REQUIREMENTS
Copy every line from the records below that holds the word "этапов".

>> BEGIN

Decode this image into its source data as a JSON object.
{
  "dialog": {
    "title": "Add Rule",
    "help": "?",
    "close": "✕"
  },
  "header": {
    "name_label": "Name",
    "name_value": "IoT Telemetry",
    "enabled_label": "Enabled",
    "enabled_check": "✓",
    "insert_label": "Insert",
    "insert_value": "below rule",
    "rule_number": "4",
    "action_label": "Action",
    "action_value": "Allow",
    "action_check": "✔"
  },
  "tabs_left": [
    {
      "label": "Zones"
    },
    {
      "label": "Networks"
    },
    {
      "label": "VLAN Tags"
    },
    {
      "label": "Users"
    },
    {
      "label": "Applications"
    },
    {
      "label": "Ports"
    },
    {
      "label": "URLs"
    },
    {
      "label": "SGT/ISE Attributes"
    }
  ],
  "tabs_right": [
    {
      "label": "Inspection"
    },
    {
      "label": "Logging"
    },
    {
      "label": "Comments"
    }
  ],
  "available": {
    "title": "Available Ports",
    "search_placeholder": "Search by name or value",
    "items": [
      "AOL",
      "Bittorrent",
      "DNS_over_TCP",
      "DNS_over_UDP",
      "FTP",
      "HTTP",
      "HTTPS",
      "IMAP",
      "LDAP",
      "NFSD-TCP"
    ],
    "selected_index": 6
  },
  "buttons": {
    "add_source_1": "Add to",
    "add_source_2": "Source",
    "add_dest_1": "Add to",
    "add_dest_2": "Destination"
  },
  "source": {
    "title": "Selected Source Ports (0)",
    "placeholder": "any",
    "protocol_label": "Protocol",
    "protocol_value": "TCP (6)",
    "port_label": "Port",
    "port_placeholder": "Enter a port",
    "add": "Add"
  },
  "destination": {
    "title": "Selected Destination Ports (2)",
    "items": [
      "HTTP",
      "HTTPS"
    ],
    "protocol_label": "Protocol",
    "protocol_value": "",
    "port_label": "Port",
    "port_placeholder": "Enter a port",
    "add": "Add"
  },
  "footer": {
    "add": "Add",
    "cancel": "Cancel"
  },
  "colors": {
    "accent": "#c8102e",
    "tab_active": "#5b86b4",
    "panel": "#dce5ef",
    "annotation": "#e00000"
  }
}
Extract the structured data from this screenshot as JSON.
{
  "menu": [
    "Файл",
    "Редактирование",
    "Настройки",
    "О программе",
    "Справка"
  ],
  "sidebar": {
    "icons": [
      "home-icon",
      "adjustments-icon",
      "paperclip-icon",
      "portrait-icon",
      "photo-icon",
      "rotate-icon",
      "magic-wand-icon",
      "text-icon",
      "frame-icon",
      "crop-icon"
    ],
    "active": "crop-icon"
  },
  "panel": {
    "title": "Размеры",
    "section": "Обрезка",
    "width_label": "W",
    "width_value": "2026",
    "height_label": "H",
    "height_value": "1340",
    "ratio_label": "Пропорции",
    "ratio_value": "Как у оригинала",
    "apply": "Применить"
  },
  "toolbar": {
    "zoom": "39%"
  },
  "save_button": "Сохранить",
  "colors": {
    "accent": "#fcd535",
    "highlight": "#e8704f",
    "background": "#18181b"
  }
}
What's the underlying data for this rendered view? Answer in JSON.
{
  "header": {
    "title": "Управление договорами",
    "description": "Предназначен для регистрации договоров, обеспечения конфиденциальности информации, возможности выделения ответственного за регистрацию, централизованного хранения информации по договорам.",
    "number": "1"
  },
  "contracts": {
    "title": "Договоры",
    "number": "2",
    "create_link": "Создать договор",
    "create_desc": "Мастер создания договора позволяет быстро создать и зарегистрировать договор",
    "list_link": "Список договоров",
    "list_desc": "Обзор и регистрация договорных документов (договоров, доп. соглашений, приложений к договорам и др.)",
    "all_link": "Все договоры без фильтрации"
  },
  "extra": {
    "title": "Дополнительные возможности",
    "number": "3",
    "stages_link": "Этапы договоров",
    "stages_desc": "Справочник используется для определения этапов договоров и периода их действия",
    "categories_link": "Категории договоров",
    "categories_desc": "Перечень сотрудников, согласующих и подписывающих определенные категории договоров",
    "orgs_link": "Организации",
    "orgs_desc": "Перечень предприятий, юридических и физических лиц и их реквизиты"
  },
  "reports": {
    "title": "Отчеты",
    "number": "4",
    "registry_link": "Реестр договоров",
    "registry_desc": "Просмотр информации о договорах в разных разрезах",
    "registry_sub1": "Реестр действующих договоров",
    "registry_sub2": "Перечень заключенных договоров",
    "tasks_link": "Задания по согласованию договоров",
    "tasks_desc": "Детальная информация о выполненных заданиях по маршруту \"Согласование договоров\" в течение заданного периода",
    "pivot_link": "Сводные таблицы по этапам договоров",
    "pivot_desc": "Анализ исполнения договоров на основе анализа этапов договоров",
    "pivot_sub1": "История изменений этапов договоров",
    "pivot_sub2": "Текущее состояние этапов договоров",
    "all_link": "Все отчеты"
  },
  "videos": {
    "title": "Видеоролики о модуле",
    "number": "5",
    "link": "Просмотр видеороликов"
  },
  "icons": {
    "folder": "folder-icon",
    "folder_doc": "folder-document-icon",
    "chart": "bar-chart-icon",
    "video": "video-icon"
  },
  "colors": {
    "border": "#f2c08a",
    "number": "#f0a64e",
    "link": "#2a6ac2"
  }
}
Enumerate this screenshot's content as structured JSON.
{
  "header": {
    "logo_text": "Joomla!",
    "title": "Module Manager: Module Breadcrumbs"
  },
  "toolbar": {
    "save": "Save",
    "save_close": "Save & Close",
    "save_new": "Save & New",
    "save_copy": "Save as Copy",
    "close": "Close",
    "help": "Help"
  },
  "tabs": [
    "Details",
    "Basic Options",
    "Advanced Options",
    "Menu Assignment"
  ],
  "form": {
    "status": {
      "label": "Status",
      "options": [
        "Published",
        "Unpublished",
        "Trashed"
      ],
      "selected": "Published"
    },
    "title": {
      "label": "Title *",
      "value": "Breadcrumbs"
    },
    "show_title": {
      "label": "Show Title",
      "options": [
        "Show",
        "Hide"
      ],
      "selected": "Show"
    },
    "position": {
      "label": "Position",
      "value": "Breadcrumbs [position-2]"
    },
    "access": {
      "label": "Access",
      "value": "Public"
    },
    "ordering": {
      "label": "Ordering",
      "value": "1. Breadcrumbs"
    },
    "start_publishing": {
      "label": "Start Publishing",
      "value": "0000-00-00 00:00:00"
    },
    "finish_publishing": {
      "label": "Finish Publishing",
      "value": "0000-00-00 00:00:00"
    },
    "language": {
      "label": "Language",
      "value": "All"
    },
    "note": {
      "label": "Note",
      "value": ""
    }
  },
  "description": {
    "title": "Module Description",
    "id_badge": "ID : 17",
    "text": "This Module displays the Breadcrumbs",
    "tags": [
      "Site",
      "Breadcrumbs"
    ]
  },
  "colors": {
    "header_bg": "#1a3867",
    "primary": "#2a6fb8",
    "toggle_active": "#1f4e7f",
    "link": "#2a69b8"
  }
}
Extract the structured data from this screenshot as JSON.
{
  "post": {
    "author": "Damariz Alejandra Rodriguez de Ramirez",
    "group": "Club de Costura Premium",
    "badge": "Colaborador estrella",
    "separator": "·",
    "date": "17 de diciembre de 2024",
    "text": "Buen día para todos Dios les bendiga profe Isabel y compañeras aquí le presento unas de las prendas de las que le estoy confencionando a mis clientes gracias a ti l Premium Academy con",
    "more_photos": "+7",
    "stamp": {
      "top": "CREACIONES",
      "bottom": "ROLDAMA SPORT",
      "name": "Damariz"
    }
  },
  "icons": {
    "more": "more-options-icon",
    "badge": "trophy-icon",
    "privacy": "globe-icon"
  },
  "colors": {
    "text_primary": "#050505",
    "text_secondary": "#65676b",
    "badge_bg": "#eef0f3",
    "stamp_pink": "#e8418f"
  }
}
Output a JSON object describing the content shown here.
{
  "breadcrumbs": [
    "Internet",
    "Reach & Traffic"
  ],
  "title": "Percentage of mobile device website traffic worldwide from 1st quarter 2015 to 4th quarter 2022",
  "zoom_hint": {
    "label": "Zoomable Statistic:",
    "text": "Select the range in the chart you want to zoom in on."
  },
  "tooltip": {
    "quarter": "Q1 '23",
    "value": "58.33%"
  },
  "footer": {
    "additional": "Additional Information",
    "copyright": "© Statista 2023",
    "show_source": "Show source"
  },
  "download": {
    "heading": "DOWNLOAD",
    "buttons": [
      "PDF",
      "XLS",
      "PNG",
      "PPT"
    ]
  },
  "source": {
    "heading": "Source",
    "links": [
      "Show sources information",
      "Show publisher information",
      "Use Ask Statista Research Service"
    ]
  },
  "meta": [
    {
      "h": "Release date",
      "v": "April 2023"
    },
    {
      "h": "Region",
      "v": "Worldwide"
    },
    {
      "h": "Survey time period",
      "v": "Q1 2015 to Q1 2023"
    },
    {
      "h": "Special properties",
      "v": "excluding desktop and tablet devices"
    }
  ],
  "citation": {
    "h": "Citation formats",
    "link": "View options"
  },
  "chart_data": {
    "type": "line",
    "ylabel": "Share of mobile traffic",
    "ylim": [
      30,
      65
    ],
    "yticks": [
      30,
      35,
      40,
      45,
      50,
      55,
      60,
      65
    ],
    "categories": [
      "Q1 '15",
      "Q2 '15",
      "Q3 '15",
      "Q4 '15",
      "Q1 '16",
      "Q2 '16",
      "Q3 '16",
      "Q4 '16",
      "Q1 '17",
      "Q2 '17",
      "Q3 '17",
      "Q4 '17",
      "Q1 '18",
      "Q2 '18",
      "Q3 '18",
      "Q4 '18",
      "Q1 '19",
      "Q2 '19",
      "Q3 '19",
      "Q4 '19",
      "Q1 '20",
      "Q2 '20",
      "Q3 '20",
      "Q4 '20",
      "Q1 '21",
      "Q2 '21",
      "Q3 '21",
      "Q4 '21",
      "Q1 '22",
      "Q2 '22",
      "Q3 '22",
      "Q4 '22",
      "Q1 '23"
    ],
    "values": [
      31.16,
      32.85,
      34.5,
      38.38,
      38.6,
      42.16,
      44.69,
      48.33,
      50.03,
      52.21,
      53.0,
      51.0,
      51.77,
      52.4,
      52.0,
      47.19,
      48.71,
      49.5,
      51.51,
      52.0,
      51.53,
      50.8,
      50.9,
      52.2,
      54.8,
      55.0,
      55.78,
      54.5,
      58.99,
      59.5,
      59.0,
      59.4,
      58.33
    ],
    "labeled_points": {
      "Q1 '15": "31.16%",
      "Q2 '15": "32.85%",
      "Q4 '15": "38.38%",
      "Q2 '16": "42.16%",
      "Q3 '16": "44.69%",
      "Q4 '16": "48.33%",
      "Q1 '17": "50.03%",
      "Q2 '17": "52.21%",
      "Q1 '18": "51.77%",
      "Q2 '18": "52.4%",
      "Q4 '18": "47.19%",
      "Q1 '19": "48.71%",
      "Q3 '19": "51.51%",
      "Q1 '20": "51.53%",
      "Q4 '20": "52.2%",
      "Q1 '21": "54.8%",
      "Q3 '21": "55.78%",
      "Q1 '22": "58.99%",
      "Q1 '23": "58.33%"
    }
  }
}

>> END

SOLUTION TO THE EXERCISE
    "stages_desc": "Справочник используется для определения этапов договоров и периода их действия",
    "pivot_desc": "Анализ исполнения договоров на основе анализа этапов договоров",
    "pivot_sub1": "История изменений этапов договоров",
    "pivot_sub2": "Текущее состояние этапов договоров",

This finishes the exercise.